Collection entries:
++++++++++

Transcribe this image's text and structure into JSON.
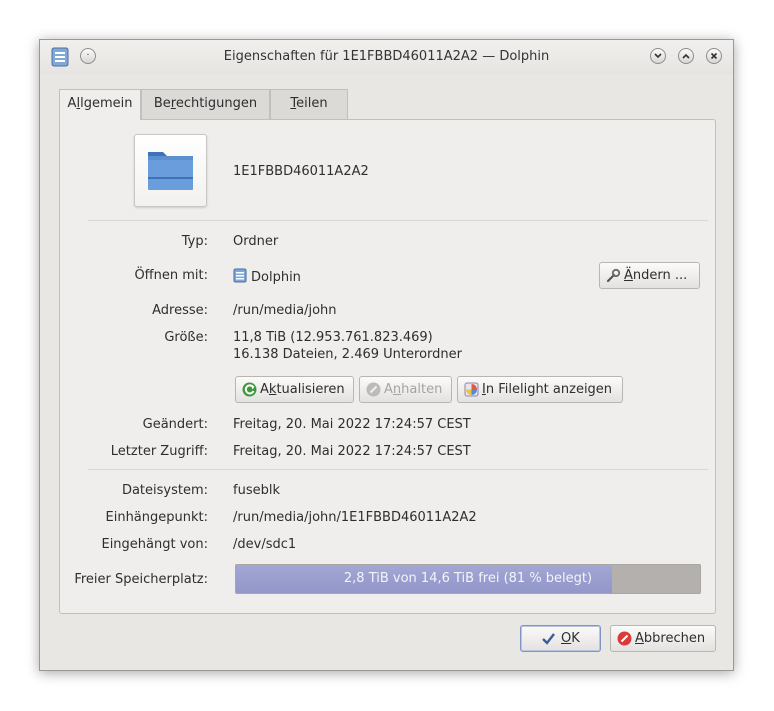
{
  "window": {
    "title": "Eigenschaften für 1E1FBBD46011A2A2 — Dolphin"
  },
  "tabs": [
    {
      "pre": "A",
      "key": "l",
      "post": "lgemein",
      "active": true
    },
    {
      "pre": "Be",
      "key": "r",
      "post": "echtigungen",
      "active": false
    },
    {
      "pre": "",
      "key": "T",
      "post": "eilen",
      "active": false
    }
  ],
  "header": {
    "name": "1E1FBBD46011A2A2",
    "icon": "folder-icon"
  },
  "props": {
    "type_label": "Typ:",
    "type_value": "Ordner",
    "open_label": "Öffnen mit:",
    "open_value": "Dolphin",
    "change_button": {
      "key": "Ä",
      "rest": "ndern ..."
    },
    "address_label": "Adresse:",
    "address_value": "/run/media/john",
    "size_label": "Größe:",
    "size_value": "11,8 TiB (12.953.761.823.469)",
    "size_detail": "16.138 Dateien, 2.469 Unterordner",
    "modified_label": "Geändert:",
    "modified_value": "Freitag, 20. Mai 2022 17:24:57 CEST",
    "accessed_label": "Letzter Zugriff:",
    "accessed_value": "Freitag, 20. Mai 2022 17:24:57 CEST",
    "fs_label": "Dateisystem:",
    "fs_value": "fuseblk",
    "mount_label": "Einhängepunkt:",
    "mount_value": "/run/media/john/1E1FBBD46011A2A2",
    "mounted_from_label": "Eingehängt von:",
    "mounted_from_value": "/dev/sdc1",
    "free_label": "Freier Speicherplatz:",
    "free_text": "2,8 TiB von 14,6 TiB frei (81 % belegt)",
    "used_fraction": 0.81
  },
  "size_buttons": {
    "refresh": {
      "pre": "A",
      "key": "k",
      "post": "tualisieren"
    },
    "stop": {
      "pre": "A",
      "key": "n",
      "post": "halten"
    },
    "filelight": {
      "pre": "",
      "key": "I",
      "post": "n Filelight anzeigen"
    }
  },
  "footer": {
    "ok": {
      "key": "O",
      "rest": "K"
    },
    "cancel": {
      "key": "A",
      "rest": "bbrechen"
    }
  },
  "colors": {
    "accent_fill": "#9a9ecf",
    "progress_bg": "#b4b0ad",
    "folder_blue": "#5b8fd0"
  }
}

++++++++++

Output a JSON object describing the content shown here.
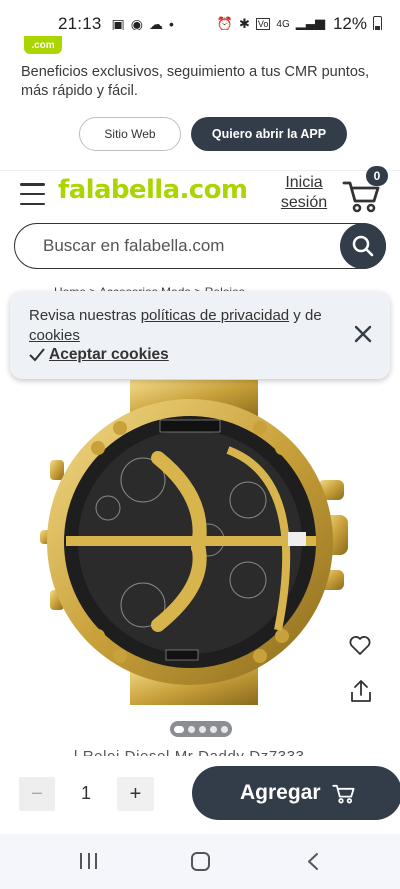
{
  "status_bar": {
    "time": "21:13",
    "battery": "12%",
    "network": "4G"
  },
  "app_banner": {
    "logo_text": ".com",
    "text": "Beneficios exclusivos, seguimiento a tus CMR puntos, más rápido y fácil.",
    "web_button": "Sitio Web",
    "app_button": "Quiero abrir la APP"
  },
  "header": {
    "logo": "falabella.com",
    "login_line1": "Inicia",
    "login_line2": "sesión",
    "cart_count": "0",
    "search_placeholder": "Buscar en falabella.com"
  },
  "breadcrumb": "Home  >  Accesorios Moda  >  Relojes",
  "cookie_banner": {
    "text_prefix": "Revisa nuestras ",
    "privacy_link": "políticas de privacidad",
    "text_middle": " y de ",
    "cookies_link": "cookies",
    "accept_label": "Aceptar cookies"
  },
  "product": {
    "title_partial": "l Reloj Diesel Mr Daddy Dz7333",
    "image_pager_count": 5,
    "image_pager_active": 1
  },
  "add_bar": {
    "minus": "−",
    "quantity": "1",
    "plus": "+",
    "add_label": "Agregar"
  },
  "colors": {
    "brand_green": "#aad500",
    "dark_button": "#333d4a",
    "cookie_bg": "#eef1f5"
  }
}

++++++++++

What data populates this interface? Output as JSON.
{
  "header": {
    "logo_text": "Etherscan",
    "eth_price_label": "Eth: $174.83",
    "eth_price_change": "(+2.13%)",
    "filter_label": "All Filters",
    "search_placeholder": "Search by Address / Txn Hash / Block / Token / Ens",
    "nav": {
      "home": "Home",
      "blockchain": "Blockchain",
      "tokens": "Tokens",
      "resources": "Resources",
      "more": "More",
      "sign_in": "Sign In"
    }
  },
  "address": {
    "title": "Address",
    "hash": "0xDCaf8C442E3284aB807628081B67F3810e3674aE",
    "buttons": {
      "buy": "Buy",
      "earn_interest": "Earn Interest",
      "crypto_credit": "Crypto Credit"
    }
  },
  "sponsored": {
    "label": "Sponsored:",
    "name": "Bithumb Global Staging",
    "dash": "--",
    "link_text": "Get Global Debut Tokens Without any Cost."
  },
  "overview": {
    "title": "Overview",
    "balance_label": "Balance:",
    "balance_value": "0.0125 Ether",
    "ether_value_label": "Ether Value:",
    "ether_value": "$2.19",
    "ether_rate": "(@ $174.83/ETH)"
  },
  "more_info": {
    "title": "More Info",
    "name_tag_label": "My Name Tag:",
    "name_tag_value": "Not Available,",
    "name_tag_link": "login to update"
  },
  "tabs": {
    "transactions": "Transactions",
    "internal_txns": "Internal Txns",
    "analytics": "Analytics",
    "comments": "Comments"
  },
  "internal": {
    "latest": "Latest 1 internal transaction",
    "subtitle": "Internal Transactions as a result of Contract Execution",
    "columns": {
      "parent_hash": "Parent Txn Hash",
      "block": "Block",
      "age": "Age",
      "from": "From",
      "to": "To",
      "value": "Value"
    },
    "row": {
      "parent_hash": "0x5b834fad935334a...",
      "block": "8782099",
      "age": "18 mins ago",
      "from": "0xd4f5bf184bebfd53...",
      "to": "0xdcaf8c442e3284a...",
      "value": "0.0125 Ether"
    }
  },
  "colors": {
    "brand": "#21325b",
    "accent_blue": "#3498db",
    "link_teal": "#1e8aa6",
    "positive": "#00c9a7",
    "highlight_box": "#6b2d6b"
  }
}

++++++++++

Goal: Look through the lines above and collect those with the word "post".

Answer:
      "post": "lgemein",
      "post": "echtigungen",
      "post": "eilen",
      "post": "tualisieren"
      "post": "halten"
      "post": "n Filelight anzeigen"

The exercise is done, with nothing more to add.